WHAT YOU WILL DO: Reproduce every entry exactly and leave its pictures out.

= = = = = = =

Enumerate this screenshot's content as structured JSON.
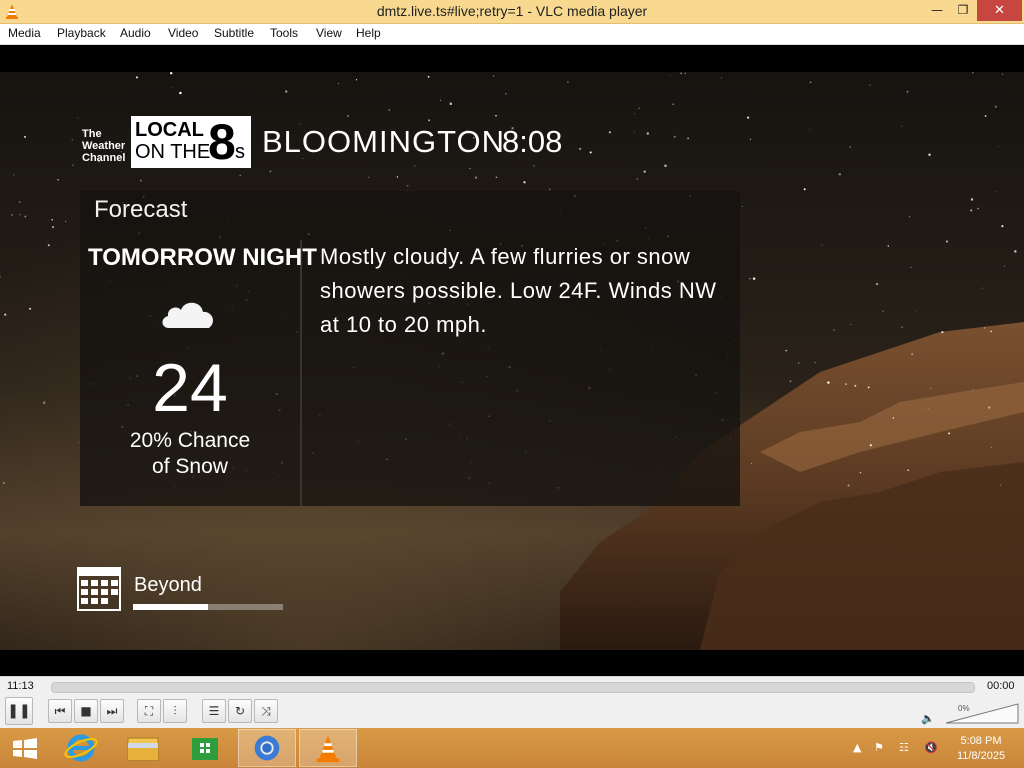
{
  "window": {
    "title": "dmtz.live.ts#live;retry=1 - VLC media player",
    "min_glyph": "—",
    "max_glyph": "❐",
    "close_glyph": "✕"
  },
  "menu": [
    "Media",
    "Playback",
    "Audio",
    "Video",
    "Subtitle",
    "Tools",
    "View",
    "Help"
  ],
  "video": {
    "brand_lines": [
      "The",
      "Weather",
      "Channel"
    ],
    "logo_line1": "LOCAL",
    "logo_line2": "ON THE",
    "logo_eight": "8",
    "logo_s": "s",
    "location": "BLOOMINGTON",
    "clock": "8:08",
    "panel_title": "Forecast",
    "period": "TOMORROW NIGHT",
    "temperature": "24",
    "precip_line1": "20% Chance",
    "precip_line2": "of Snow",
    "narrative": "Mostly cloudy. A few flurries or snow showers possible. Low 24F. Winds NW at 10 to 20 mph.",
    "icon": "cloud-icon",
    "next_label": "Beyond",
    "next_progress": 0.5
  },
  "controls": {
    "elapsed": "11:13",
    "total": "00:00",
    "volume_percent": "0%",
    "buttons": {
      "pause": "❚❚",
      "previous": "⏮",
      "stop": "■",
      "next": "⏭",
      "fullscreen": "⛶",
      "extended": "⫶",
      "playlist": "☰",
      "loop": "↻",
      "shuffle": "⤨"
    }
  },
  "taskbar": {
    "apps": [
      "start-icon",
      "internet-explorer-icon",
      "file-explorer-icon",
      "store-icon",
      "chrome-icon",
      "vlc-icon"
    ],
    "time": "5:08 PM",
    "date": "11/8/2025"
  }
}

= = = = = = =

RESULT OF THIS EXERCISE:
Enumerate this screenshot's content as structured JSON.
{
  "window": {
    "title": "dmtz.live.ts#live;retry=1 - VLC media player",
    "min_glyph": "—",
    "max_glyph": "❐",
    "close_glyph": "✕"
  },
  "menu": [
    "Media",
    "Playback",
    "Audio",
    "Video",
    "Subtitle",
    "Tools",
    "View",
    "Help"
  ],
  "video": {
    "brand_lines": [
      "The",
      "Weather",
      "Channel"
    ],
    "logo_line1": "LOCAL",
    "logo_line2": "ON THE",
    "logo_eight": "8",
    "logo_s": "s",
    "location": "BLOOMINGTON",
    "clock": "8:08",
    "panel_title": "Forecast",
    "period": "TOMORROW NIGHT",
    "temperature": "24",
    "precip_line1": "20% Chance",
    "precip_line2": "of Snow",
    "narrative": "Mostly cloudy. A few flurries or snow showers possible. Low 24F. Winds NW at 10 to 20 mph.",
    "icon": "cloud-icon",
    "next_label": "Beyond",
    "next_progress": 0.5
  },
  "controls": {
    "elapsed": "11:13",
    "total": "00:00",
    "volume_percent": "0%",
    "buttons": {
      "pause": "❚❚",
      "previous": "⏮",
      "stop": "■",
      "next": "⏭",
      "fullscreen": "⛶",
      "extended": "⫶",
      "playlist": "☰",
      "loop": "↻",
      "shuffle": "⤨"
    }
  },
  "taskbar": {
    "apps": [
      "start-icon",
      "internet-explorer-icon",
      "file-explorer-icon",
      "store-icon",
      "chrome-icon",
      "vlc-icon"
    ],
    "time": "5:08 PM",
    "date": "11/8/2025"
  }
}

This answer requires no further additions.